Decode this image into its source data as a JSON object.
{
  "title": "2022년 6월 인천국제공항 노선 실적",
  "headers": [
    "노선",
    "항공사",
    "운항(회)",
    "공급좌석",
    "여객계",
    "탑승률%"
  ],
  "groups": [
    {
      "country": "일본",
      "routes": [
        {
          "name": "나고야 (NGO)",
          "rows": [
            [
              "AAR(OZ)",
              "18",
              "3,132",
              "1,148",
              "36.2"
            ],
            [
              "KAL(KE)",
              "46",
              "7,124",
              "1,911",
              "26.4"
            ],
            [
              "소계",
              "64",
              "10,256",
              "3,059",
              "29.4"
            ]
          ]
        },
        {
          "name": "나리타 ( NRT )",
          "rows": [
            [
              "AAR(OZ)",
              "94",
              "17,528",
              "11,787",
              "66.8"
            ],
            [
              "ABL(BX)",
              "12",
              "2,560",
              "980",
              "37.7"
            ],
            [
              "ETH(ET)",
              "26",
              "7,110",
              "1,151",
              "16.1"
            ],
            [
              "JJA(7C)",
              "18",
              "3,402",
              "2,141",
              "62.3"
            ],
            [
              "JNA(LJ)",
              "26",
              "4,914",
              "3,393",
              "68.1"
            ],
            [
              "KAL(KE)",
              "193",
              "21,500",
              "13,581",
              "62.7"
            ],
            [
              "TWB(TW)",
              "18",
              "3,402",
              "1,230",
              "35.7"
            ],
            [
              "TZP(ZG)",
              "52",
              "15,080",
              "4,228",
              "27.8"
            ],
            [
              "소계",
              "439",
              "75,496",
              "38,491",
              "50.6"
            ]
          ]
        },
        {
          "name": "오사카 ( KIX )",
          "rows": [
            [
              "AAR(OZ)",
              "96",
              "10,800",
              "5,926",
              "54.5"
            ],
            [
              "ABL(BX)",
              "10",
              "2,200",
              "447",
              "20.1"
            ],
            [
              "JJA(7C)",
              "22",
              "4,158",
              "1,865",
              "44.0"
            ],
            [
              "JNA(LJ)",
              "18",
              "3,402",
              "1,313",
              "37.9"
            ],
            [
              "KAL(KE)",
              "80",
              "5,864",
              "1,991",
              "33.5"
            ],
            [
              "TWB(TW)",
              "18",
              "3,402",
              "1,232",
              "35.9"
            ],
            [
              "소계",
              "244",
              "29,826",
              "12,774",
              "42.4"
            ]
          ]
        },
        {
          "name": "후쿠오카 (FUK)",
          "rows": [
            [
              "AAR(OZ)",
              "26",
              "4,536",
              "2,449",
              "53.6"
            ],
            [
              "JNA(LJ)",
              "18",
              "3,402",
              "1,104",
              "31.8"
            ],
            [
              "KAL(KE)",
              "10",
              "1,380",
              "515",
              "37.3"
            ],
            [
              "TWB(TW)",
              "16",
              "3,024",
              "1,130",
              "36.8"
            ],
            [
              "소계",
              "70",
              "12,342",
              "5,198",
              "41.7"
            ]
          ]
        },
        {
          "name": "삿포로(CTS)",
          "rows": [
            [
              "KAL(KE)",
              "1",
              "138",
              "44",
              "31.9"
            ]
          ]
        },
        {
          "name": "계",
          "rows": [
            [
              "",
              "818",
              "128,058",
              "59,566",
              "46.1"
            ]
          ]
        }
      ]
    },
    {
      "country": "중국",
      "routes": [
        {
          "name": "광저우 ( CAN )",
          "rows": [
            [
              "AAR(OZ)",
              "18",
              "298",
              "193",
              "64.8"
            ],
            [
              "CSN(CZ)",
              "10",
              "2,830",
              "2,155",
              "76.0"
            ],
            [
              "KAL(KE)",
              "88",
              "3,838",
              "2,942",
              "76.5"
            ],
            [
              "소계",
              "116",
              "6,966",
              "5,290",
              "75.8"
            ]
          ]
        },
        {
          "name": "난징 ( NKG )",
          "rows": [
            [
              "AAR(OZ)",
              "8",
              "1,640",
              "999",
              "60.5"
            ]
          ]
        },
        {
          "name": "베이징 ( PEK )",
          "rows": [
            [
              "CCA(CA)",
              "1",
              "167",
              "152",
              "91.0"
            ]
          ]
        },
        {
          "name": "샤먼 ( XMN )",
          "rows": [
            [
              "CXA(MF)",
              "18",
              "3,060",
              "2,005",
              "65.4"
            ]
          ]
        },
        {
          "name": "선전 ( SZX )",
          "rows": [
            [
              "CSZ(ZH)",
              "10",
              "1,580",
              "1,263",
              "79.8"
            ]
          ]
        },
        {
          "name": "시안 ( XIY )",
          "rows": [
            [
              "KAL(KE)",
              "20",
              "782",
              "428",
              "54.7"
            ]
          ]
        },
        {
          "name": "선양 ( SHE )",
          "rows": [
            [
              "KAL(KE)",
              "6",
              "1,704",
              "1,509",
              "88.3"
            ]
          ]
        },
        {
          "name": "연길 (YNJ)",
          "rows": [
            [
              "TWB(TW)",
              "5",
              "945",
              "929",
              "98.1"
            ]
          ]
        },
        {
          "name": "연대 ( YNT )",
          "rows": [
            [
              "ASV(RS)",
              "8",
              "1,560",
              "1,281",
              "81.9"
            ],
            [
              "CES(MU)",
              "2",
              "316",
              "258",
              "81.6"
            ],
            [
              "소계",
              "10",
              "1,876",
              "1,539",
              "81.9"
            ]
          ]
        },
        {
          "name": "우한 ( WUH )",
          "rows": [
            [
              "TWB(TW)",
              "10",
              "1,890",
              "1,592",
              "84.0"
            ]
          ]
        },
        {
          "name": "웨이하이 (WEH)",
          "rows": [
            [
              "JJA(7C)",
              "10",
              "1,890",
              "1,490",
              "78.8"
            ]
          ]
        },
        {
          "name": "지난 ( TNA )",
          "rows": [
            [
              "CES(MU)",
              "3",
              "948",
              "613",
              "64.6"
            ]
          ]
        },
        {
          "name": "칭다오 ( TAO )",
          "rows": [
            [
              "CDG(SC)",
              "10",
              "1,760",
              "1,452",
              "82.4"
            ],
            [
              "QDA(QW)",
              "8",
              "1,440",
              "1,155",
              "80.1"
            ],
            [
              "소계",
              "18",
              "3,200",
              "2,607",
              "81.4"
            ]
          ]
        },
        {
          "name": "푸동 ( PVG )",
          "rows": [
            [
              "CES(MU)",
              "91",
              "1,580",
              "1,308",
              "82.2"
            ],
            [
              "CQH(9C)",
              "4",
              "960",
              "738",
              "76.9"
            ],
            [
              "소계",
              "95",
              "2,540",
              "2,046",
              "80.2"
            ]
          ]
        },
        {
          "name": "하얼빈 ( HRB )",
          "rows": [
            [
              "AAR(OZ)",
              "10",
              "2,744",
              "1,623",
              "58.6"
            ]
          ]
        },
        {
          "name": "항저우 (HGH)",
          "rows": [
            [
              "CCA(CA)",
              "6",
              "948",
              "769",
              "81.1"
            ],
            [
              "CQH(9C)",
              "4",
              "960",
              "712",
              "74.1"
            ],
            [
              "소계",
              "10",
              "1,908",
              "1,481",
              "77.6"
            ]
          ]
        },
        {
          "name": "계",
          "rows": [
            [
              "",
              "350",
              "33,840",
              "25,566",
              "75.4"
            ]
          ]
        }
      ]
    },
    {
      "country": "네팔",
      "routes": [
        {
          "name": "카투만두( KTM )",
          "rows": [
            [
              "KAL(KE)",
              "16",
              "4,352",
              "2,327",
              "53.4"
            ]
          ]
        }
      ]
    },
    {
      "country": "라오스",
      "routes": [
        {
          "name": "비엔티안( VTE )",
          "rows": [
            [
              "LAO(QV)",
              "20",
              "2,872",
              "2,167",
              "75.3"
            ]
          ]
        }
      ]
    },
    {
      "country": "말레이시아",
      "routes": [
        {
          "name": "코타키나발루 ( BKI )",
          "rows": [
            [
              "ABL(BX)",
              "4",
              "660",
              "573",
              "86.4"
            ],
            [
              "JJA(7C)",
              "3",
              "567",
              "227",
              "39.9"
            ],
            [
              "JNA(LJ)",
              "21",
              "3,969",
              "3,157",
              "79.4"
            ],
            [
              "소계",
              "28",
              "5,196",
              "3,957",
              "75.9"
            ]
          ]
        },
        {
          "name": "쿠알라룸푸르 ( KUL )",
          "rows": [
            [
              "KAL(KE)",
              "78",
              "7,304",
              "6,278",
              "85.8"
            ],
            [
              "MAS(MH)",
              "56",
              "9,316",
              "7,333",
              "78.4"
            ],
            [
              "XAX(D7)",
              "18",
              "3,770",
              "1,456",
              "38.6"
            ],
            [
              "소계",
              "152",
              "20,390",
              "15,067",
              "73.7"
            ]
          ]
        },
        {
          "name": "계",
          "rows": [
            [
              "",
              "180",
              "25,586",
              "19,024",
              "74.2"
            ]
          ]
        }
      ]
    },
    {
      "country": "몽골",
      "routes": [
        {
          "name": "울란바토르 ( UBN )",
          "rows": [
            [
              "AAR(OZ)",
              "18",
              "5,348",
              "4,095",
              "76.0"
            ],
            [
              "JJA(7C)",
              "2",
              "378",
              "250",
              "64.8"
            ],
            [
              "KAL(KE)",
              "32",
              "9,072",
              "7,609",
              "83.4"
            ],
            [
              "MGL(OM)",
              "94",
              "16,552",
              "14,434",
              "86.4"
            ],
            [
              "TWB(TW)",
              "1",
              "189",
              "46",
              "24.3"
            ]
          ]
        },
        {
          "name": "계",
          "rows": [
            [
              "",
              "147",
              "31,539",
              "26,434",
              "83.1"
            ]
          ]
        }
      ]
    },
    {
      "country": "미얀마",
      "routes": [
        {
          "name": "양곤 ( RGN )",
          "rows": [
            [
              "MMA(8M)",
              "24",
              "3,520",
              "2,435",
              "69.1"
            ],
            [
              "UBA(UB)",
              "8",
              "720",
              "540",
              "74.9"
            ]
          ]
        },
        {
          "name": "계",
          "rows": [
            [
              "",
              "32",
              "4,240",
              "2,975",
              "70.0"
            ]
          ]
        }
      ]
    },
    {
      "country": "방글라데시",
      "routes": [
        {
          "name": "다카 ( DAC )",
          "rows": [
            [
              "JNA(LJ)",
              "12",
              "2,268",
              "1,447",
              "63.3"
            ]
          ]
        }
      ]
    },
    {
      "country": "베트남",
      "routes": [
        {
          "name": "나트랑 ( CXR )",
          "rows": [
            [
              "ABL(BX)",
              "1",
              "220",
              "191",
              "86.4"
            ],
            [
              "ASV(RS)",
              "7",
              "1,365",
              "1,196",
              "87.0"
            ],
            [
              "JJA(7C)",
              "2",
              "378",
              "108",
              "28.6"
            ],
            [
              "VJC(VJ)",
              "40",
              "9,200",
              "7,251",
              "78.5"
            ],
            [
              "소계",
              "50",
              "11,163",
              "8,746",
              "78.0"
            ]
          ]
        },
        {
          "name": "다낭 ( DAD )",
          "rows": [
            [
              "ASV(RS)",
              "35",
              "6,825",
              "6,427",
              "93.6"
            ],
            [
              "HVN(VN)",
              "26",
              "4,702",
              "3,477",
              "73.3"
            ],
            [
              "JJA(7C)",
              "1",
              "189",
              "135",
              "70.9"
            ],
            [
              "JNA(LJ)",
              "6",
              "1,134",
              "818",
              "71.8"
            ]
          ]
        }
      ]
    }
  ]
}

▬▬▬▬▬▬

* Do this
Scan the lines above for "country", then copy every one that has it.

* The solution
      "country": "일본",
      "country": "중국",
      "country": "네팔",
      "country": "라오스",
      "country": "말레이시아",
      "country": "몽골",
      "country": "미얀마",
      "country": "방글라데시",
      "country": "베트남",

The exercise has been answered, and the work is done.